--- START ---

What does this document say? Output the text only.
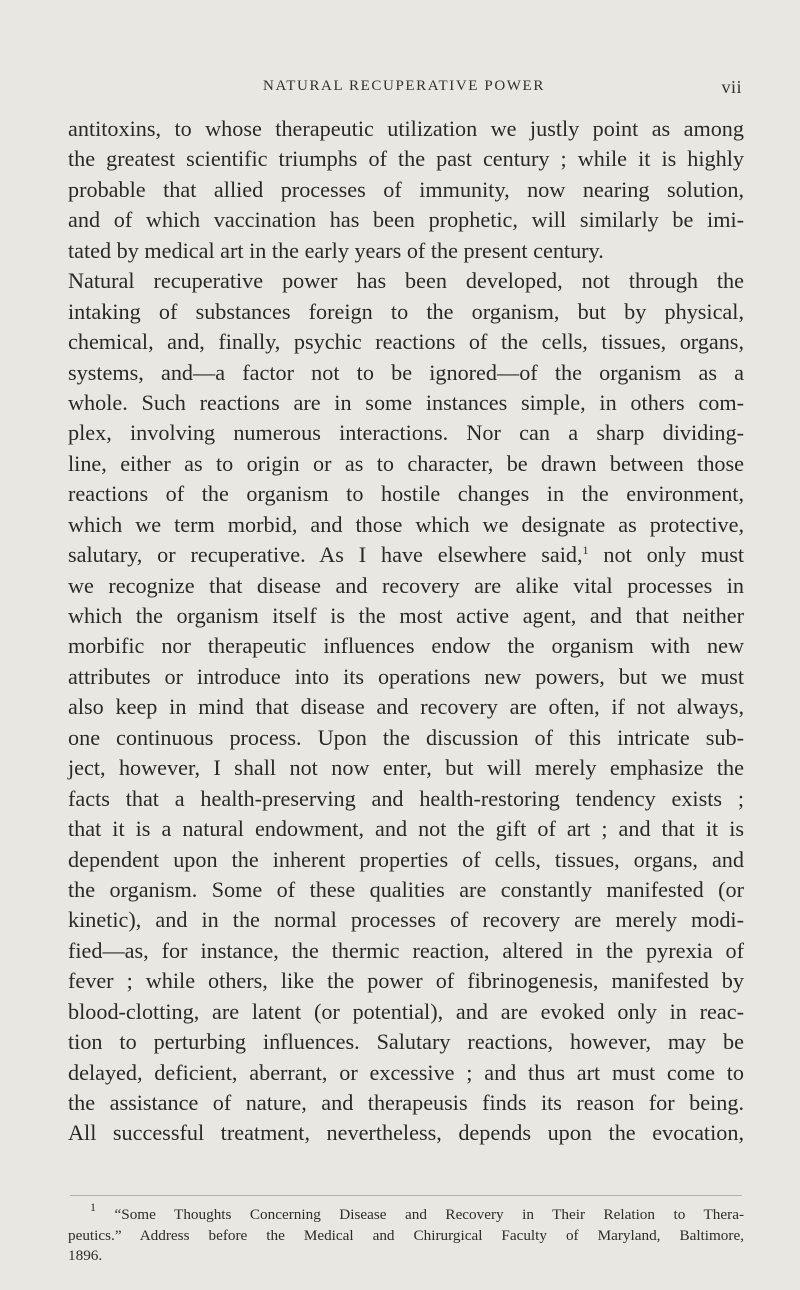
NATURAL RECUPERATIVE POWER	vii
antitoxins, to whose therapeutic utilization we justly point as among
the greatest scientific triumphs of the past century ; while it is highly
probable that allied processes of immunity, now nearing solution,
and of which vaccination has been prophetic, will similarly be imi-
tated by medical art in the early years of the present century.
Natural recuperative power has been developed, not through the
intaking of substances foreign to the organism, but by physical,
chemical, and, finally, psychic reactions of the cells, tissues, organs,
systems, and—a factor not to be ignored—of the organism as a
whole. Such reactions are in some instances simple, in others com-
plex, involving numerous interactions. Nor can a sharp dividing-
line, either as to origin or as to character, be drawn between those
reactions of the organism to hostile changes in the environment,
which we term morbid, and those which we designate as protective,
salutary, or recuperative. As I have elsewhere said,$^1$ not only must
we recognize that disease and recovery are alike vital processes in
which the organism itself is the most active agent, and that neither
morbific nor therapeutic influences endow the organism with new
attributes or introduce into its operations new powers, but we must
also keep in mind that disease and recovery are often, if not always,
one continuous process. Upon the discussion of this intricate sub-
ject, however, I shall not now enter, but will merely emphasize the
facts that a health-preserving and health-restoring tendency exists ;
that it is a natural endowment, and not the gift of art ; and that it is
dependent upon the inherent properties of cells, tissues, organs, and
the organism. Some of these qualities are constantly manifested (or
kinetic), and in the normal processes of recovery are merely modi-
fied—as, for instance, the thermic reaction, altered in the pyrexia of
fever ; while others, like the power of fibrinogenesis, manifested by
blood-clotting, are latent (or potential), and are evoked only in reac-
tion to perturbing influences. Salutary reactions, however, may be
delayed, deficient, aberrant, or excessive ; and thus art must come to
the assistance of nature, and therapeusis finds its reason for being.
All successful treatment, nevertheless, depends upon the evocation,
$^1$ “Some Thoughts Concerning Disease and Recovery in Their Relation to Thera-
peutics.” Address before the Medical and Chirurgical Faculty of Maryland, Baltimore,
1896.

--- END ---

> **WHAT TO DO**: All of the records should be set down exactly, minus the pictures they hold.

> **OUTPUT FOR THIS EXERCISE**:
What does this document say? Output the text only.
NATURAL RECUPERATIVE POWER	vii
antitoxins, to whose therapeutic utilization we justly point as among
the greatest scientific triumphs of the past century ; while it is highly
probable that allied processes of immunity, now nearing solution,
and of which vaccination has been prophetic, will similarly be imi-
tated by medical art in the early years of the present century.
Natural recuperative power has been developed, not through the
intaking of substances foreign to the organism, but by physical,
chemical, and, finally, psychic reactions of the cells, tissues, organs,
systems, and—a factor not to be ignored—of the organism as a
whole. Such reactions are in some instances simple, in others com-
plex, involving numerous interactions. Nor can a sharp dividing-
line, either as to origin or as to character, be drawn between those
reactions of the organism to hostile changes in the environment,
which we term morbid, and those which we designate as protective,
salutary, or recuperative. As I have elsewhere said,$^1$ not only must
we recognize that disease and recovery are alike vital processes in
which the organism itself is the most active agent, and that neither
morbific nor therapeutic influences endow the organism with new
attributes or introduce into its operations new powers, but we must
also keep in mind that disease and recovery are often, if not always,
one continuous process. Upon the discussion of this intricate sub-
ject, however, I shall not now enter, but will merely emphasize the
facts that a health-preserving and health-restoring tendency exists ;
that it is a natural endowment, and not the gift of art ; and that it is
dependent upon the inherent properties of cells, tissues, organs, and
the organism. Some of these qualities are constantly manifested (or
kinetic), and in the normal processes of recovery are merely modi-
fied—as, for instance, the thermic reaction, altered in the pyrexia of
fever ; while others, like the power of fibrinogenesis, manifested by
blood-clotting, are latent (or potential), and are evoked only in reac-
tion to perturbing influences. Salutary reactions, however, may be
delayed, deficient, aberrant, or excessive ; and thus art must come to
the assistance of nature, and therapeusis finds its reason for being.
All successful treatment, nevertheless, depends upon the evocation,
$^1$ “Some Thoughts Concerning Disease and Recovery in Their Relation to Thera-
peutics.” Address before the Medical and Chirurgical Faculty of Maryland, Baltimore,
1896.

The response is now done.